* Problem
Please give the listing again, word for word, with nothing left out.

Raw records:
* start *

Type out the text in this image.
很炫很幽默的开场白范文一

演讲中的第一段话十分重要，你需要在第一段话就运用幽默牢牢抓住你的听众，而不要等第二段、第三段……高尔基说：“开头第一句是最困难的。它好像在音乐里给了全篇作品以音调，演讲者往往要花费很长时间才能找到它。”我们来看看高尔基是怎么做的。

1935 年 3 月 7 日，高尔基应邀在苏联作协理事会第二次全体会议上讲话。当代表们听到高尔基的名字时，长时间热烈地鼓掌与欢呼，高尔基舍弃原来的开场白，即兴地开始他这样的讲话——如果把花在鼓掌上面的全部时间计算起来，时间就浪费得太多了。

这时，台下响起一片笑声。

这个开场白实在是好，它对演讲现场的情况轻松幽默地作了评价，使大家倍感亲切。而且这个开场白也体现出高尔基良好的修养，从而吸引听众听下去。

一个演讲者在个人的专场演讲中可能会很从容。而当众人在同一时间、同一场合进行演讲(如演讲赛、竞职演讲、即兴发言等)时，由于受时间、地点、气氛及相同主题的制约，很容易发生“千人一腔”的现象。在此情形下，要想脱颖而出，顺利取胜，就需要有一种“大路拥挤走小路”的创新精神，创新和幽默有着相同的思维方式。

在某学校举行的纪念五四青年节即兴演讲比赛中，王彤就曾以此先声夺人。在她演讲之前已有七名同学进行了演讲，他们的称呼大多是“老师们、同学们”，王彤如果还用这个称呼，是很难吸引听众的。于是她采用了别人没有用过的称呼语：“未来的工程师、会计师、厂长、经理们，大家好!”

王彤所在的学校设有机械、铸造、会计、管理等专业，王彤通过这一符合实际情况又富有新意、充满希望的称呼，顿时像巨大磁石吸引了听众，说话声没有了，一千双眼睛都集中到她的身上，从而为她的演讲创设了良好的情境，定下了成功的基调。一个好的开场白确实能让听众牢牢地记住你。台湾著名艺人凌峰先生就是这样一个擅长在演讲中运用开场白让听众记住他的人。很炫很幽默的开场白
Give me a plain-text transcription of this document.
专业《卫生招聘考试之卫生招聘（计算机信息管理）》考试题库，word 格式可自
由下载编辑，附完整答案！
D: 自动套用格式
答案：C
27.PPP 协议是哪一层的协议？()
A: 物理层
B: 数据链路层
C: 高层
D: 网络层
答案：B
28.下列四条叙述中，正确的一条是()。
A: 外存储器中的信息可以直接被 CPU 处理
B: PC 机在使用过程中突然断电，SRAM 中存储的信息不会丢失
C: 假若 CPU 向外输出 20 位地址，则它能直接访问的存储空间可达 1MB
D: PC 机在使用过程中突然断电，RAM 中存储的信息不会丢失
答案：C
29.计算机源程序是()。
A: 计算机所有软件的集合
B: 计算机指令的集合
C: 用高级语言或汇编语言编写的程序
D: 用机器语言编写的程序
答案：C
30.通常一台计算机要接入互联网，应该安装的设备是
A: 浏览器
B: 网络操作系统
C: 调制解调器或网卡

* end *

* Task solution
Type out the text in this image.
很炫很幽默的开场白范文一

演讲中的第一段话十分重要，你需要在第一段话就运用幽默牢牢抓住你的听众，而不要等第二段、第三段……高尔基说：“开头第一句是最困难的。它好像在音乐里给了全篇作品以音调，演讲者往往要花费很长时间才能找到它。”我们来看看高尔基是怎么做的。

1935 年 3 月 7 日，高尔基应邀在苏联作协理事会第二次全体会议上讲话。当代表们听到高尔基的名字时，长时间热烈地鼓掌与欢呼，高尔基舍弃原来的开场白，即兴地开始他这样的讲话——如果把花在鼓掌上面的全部时间计算起来，时间就浪费得太多了。

这时，台下响起一片笑声。

这个开场白实在是好，它对演讲现场的情况轻松幽默地作了评价，使大家倍感亲切。而且这个开场白也体现出高尔基良好的修养，从而吸引听众听下去。

一个演讲者在个人的专场演讲中可能会很从容。而当众人在同一时间、同一场合进行演讲(如演讲赛、竞职演讲、即兴发言等)时，由于受时间、地点、气氛及相同主题的制约，很容易发生“千人一腔”的现象。在此情形下，要想脱颖而出，顺利取胜，就需要有一种“大路拥挤走小路”的创新精神，创新和幽默有着相同的思维方式。

在某学校举行的纪念五四青年节即兴演讲比赛中，王彤就曾以此先声夺人。在她演讲之前已有七名同学进行了演讲，他们的称呼大多是“老师们、同学们”，王彤如果还用这个称呼，是很难吸引听众的。于是她采用了别人没有用过的称呼语：“未来的工程师、会计师、厂长、经理们，大家好!”

王彤所在的学校设有机械、铸造、会计、管理等专业，王彤通过这一符合实际情况又富有新意、充满希望的称呼，顿时像巨大磁石吸引了听众，说话声没有了，一千双眼睛都集中到她的身上，从而为她的演讲创设了良好的情境，定下了成功的基调。一个好的开场白确实能让听众牢牢地记住你。台湾著名艺人凌峰先生就是这样一个擅长在演讲中运用开场白让听众记住他的人。很炫很幽默的开场白
Give me a plain-text transcription of this document.
专业《卫生招聘考试之卫生招聘（计算机信息管理）》考试题库，word 格式可自
由下载编辑，附完整答案！
D: 自动套用格式
答案：C
27.PPP 协议是哪一层的协议？()
A: 物理层
B: 数据链路层
C: 高层
D: 网络层
答案：B
28.下列四条叙述中，正确的一条是()。
A: 外存储器中的信息可以直接被 CPU 处理
B: PC 机在使用过程中突然断电，SRAM 中存储的信息不会丢失
C: 假若 CPU 向外输出 20 位地址，则它能直接访问的存储空间可达 1MB
D: PC 机在使用过程中突然断电，RAM 中存储的信息不会丢失
答案：C
29.计算机源程序是()。
A: 计算机所有软件的集合
B: 计算机指令的集合
C: 用高级语言或汇编语言编写的程序
D: 用机器语言编写的程序
答案：C
30.通常一台计算机要接入互联网，应该安装的设备是
A: 浏览器
B: 网络操作系统
C: 调制解调器或网卡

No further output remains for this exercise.